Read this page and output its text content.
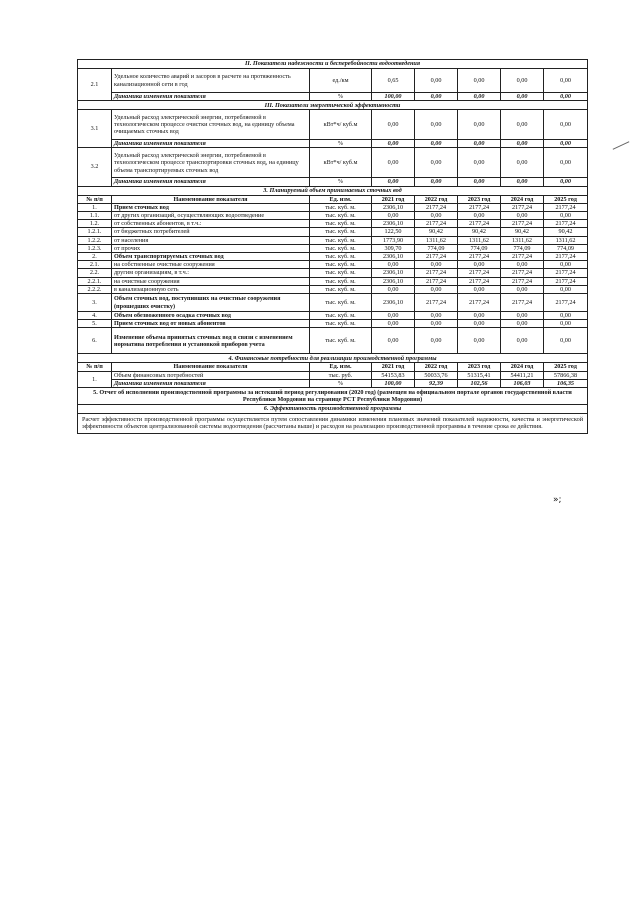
II. Показатели надежности и бесперебойности водоотведения							
2.1	Удельное количество аварий и засоров в расчете на протяженность канализационной сети в год	ед./км	0,65	0,00	0,00	0,00	0,00
	Динамика изменения показателя	%	100,00	0,00	0,00	0,00	0,00
III. Показатели энергетической эффективности							
3.1	Удельный расход электрической энергии, потребляемой в технологическом процессе очистки сточных вод, на единицу объема очищаемых сточных вод	кВт*ч/ куб.м	0,00	0,00	0,00	0,00	0,00
	Динамика изменения показателя	%	0,00	0,00	0,00	0,00	0,00
3.2	Удельный расход электрической энергии, потребляемой в технологическом процессе транспортировки сточных вод, на единицу объема транспортируемых сточных вод	кВт*ч/ куб.м	0,00	0,00	0,00	0,00	0,00
	Динамика изменения показателя	%	0,00	0,00	0,00	0,00	0,00
3. Планируемый объем принимаемых сточных вод							
№ п/п	Наименование показателя	Ед. изм.	2021 год	2022 год	2023 год	2024 год	2025 год
1.	Прием сточных вод	тыс. куб. м.	2306,10	2177,24	2177,24	2177,24	2177,24
1.1.	от других организаций, осуществляющих водоотведение	тыс. куб. м.	0,00	0,00	0,00	0,00	0,00
1.2.	от собственных абонентов, в т.ч.:	тыс. куб. м.	2306,10	2177,24	2177,24	2177,24	2177,24
1.2.1.	от бюджетных потребителей	тыс. куб. м.	122,50	90,42	90,42	90,42	90,42
1.2.2.	от населения	тыс. куб. м.	1773,90	1311,62	1311,62	1311,62	1311,62
1.2.3.	от прочих	тыс. куб. м.	309,70	774,09	774,09	774,09	774,09
2.	Объем транспортируемых сточных вод	тыс. куб. м.	2306,10	2177,24	2177,24	2177,24	2177,24
2.1.	на собственные очистные сооружения	тыс. куб. м.	0,00	0,00	0,00	0,00	0,00
2.2.	другим организациям, в т.ч.:	тыс. куб. м.	2306,10	2177,24	2177,24	2177,24	2177,24
2.2.1.	на очистные сооружения	тыс. куб. м.	2306,10	2177,24	2177,24	2177,24	2177,24
2.2.2.	в канализационную сеть	тыс. куб. м.	0,00	0,00	0,00	0,00	0,00
3.	Объем сточных вод, поступивших на очистные сооружения (прошедших очистку)	тыс. куб. м.	2306,10	2177,24	2177,24	2177,24	2177,24
4.	Объем обезвоженного осадка сточных вод	тыс. куб. м.	0,00	0,00	0,00	0,00	0,00
5.	Прием сточных вод от новых абонентов	тыс. куб. м.	0,00	0,00	0,00	0,00	0,00
6.	Изменение объема принятых сточных вод в связи с изменением норматива потребления и установкой приборов учета	тыс. куб. м.	0,00	0,00	0,00	0,00	0,00
4. Финансовые потребности для реализации производственной программы							
№ п/п	Наименование показателя	Ед. изм.	2021 год	2022 год	2023 год	2024 год	2025 год
1.	Объем финансовых потребностей	тыс. руб.	54153,83	50033,76	51315,41	54411,21	57866,38
	Динамика изменения показателя	%	100,00	92,39	102,56	106,03	106,35
5. Отчет об исполнении производственной программы за истекший период регулирования (2020 год) (размещен на официальном портале органов государственной власти Республики Мордовия на странице РСТ Республики Мордовия)							
6. Эффективность производственной программы							
Расчет эффективности производственной программы осуществляется путем сопоставления динамики изменения плановых значений показателей надежности, качества и энергетической эффективности объектов централизованной системы водоотведения (рассчитаны выше) и расходов на реализацию производственной программы в течение срока ее действия.							
»;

________________________

_Requirement_
Scan the records above for the string "потребляемой", then report every line that contains it.

_Answer to this exercise_
3.1	Удельный расход электрической энергии, потребляемой в технологическом процессе очистки сточных вод, на единицу объема очищаемых сточных вод	кВт*ч/ куб.м	0,00	0,00	0,00	0,00	0,00
3.2	Удельный расход электрической энергии, потребляемой в технологическом процессе транспортировки сточных вод, на единицу объема транспортируемых сточных вод	кВт*ч/ куб.м	0,00	0,00	0,00	0,00	0,00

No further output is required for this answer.